Goal –
Give all of the lines again, with nothing added or dropped.

Input rows –
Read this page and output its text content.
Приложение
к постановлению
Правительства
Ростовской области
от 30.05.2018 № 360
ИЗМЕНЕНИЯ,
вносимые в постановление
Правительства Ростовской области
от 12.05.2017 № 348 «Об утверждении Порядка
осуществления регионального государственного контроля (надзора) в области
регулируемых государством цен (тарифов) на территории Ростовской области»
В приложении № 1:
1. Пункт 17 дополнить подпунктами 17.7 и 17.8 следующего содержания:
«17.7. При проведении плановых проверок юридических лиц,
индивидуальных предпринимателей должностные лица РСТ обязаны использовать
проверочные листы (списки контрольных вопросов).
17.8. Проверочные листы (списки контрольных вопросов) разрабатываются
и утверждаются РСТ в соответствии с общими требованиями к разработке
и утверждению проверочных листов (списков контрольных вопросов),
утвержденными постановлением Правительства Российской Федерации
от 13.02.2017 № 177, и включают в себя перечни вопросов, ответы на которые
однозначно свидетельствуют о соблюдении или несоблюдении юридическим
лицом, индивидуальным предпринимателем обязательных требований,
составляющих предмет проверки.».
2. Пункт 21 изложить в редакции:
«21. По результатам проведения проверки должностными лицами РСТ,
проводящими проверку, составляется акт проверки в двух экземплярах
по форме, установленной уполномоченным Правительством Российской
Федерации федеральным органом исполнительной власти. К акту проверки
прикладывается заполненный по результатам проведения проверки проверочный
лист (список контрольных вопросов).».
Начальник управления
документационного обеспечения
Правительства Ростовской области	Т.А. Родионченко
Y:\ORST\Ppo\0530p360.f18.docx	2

Task output –
Read this page and output its text content.
Приложение
к постановлению
Правительства
Ростовской области
от 30.05.2018 № 360
ИЗМЕНЕНИЯ,
вносимые в постановление
Правительства Ростовской области
от 12.05.2017 № 348 «Об утверждении Порядка
осуществления регионального государственного контроля (надзора) в области
регулируемых государством цен (тарифов) на территории Ростовской области»
В приложении № 1:
1. Пункт 17 дополнить подпунктами 17.7 и 17.8 следующего содержания:
«17.7. При проведении плановых проверок юридических лиц,
индивидуальных предпринимателей должностные лица РСТ обязаны использовать
проверочные листы (списки контрольных вопросов).
17.8. Проверочные листы (списки контрольных вопросов) разрабатываются
и утверждаются РСТ в соответствии с общими требованиями к разработке
и утверждению проверочных листов (списков контрольных вопросов),
утвержденными постановлением Правительства Российской Федерации
от 13.02.2017 № 177, и включают в себя перечни вопросов, ответы на которые
однозначно свидетельствуют о соблюдении или несоблюдении юридическим
лицом, индивидуальным предпринимателем обязательных требований,
составляющих предмет проверки.».
2. Пункт 21 изложить в редакции:
«21. По результатам проведения проверки должностными лицами РСТ,
проводящими проверку, составляется акт проверки в двух экземплярах
по форме, установленной уполномоченным Правительством Российской
Федерации федеральным органом исполнительной власти. К акту проверки
прикладывается заполненный по результатам проведения проверки проверочный
лист (список контрольных вопросов).».
Начальник управления
документационного обеспечения
Правительства Ростовской области	Т.А. Родионченко
Y:\ORST\Ppo\0530p360.f18.docx	2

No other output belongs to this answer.